__Document excerpt__

┄┄┄┄┄┄┄┄┄┄┄┄┄┄┄┄┄┄┄┄

L**O
On of my favorite movies. My favorite romantic movie
On of my favorite movies. My favorite romantic movie. If you are into films, read about how the music was selected and made, how the early sixties were very important times for Hong Kong and how the emigrants form Shanghai China running from the the communist after 1949 came to Hong Kong and had to crowd into the housing available and made for a thriving middle class. These are the characters depicted in this movie and the reason they seem so westernized. Shanghai was a very cosmopolitan city with many European communities and where a chines Hollywood like movie and musical industry existed right up until WW II started. Hong Kong became what it is now because of the influx of main China middle and upper class exiles and the free enterprise allowed by the British government. Freedom, imported intellect and plenty of available labor made Hong Kong what it became in the last 50 years. You can see glimpse of what it must been like as the backdrop of this love story. Very clever and very well made.

┄┄┄┄┄┄┄┄┄┄┄┄┄┄┄┄┄┄┄┄

__To do__
Please translate this sentence from the movie review above into Spanish: "Freedom, imported intellect and plenty of available labor made Hong Kong what it became in the last 50 years."

┄┄┄┄┄┄┄┄┄┄┄┄┄┄┄┄┄┄┄┄

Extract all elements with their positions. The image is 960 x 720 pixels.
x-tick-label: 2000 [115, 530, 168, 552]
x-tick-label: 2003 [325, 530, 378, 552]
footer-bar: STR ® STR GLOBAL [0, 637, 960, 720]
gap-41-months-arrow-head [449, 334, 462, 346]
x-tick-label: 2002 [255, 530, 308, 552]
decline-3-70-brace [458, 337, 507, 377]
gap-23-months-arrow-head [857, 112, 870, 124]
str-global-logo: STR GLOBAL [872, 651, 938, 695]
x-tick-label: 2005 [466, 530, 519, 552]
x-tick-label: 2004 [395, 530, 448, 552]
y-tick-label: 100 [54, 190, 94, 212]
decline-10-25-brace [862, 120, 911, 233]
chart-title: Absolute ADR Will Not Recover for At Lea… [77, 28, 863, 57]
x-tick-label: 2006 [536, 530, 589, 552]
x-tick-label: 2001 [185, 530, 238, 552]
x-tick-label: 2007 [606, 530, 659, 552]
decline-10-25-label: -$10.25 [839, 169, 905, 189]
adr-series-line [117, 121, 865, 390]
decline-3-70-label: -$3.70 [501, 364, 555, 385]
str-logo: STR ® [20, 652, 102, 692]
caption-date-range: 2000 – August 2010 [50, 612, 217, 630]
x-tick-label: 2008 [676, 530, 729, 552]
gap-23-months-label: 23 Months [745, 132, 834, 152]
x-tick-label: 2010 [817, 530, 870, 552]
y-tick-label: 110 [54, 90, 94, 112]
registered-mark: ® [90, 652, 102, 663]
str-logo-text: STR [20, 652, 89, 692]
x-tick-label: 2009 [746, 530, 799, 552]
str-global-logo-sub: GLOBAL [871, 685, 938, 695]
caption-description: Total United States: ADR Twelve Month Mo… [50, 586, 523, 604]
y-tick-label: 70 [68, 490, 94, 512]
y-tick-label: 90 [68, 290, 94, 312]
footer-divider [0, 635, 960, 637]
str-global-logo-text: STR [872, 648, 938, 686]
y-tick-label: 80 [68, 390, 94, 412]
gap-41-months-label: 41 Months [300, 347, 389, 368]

┄┄┄┄┄┄┄┄┄┄┄┄┄┄┄┄┄┄┄┄

__Result of this task__
La libertad, el intelecto importado y la abundante mano de obra disponible hicieron de Hong Kong lo que llegó a ser en los últimos 50 años.